### The task:
Filter these entries so that only lines with the word "megjelenítése" remain.
[START Data provided]
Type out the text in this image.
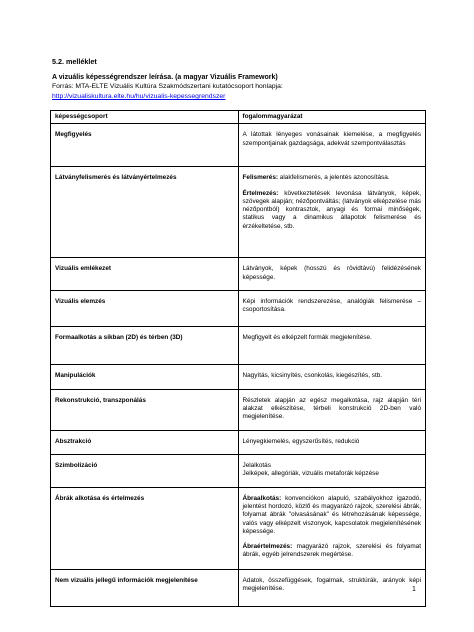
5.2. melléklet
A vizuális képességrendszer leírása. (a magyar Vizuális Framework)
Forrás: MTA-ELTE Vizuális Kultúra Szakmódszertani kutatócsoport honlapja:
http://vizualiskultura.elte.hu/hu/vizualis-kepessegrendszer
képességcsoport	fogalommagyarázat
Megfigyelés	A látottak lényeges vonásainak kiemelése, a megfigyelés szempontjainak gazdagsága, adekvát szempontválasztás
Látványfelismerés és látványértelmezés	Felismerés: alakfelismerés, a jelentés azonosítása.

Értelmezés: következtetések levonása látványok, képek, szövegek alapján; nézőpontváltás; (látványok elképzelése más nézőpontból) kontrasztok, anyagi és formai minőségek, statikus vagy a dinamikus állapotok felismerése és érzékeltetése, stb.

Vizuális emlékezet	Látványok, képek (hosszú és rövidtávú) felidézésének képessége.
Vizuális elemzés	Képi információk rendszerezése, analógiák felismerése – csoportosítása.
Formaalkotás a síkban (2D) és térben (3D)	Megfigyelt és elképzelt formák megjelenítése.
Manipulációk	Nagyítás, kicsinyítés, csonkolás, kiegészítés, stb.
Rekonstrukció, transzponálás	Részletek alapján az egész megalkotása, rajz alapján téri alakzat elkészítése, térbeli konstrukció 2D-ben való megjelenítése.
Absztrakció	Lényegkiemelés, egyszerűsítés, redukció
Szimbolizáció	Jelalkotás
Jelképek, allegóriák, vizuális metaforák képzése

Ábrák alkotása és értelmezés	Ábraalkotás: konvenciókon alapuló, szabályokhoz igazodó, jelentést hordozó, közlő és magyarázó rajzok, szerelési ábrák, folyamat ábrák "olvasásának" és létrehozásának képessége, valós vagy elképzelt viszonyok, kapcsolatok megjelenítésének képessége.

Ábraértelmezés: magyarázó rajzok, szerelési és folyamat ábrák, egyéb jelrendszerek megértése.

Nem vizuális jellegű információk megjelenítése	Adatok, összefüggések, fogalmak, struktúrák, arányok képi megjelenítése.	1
[END Data provided]
[START Data provided]
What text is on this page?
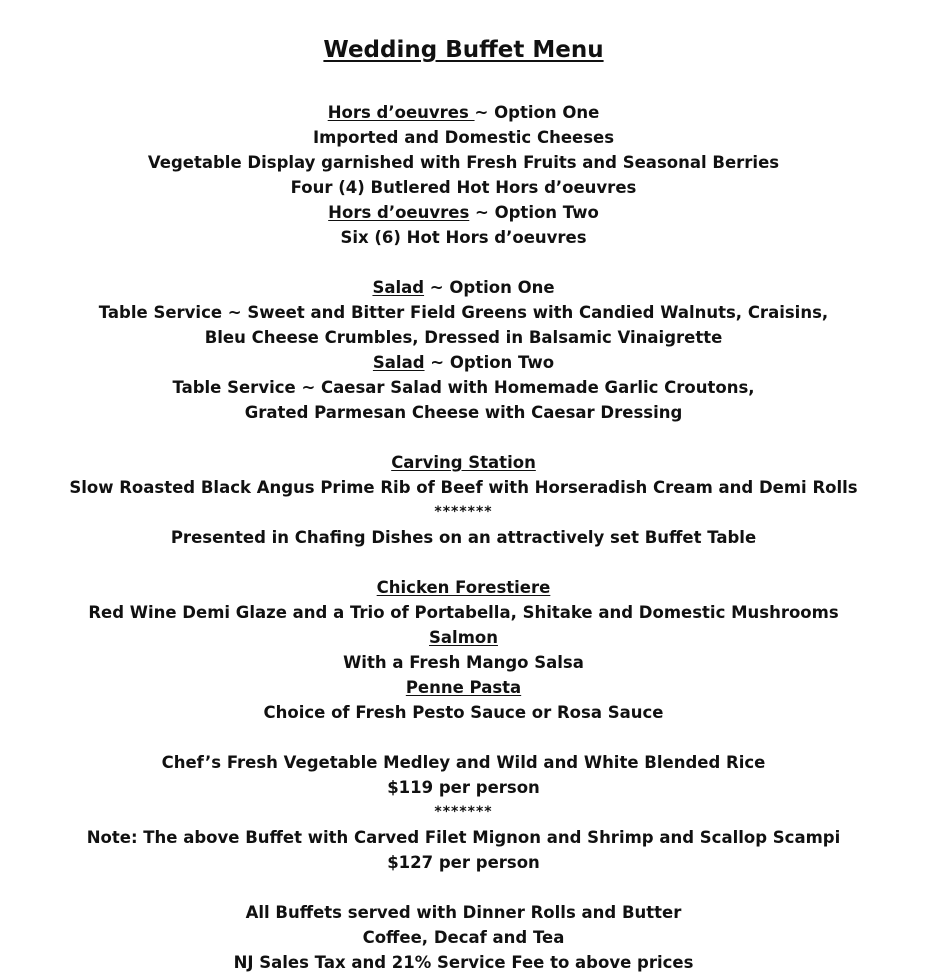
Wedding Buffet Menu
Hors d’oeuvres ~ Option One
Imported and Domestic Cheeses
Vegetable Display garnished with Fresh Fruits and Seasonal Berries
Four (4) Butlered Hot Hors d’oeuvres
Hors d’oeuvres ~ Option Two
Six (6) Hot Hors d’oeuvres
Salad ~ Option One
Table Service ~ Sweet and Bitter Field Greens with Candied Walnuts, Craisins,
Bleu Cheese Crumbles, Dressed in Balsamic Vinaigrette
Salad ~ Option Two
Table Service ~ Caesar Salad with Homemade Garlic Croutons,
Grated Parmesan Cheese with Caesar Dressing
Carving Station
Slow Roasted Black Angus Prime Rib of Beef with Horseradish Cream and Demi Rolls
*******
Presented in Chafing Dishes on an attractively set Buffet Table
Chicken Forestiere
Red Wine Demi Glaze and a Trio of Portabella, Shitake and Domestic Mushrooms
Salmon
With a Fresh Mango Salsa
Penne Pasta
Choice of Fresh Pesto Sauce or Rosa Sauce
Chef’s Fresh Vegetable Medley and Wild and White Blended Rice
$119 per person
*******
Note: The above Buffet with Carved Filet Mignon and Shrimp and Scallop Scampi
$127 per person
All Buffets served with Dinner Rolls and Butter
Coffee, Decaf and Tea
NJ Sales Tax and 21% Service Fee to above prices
[END Data provided]
### Exercise result:
Formaalkotás a síkban (2D) és térben (3D)	Megfigyelt és elképzelt formák megjelenítése.
Rekonstrukció, transzponálás	Részletek alapján az egész megalkotása, rajz alapján téri alakzat elkészítése, térbeli konstrukció 2D-ben való megjelenítése.
Nem vizuális jellegű információk megjelenítése	Adatok, összefüggések, fogalmak, struktúrák, arányok képi megjelenítése.	1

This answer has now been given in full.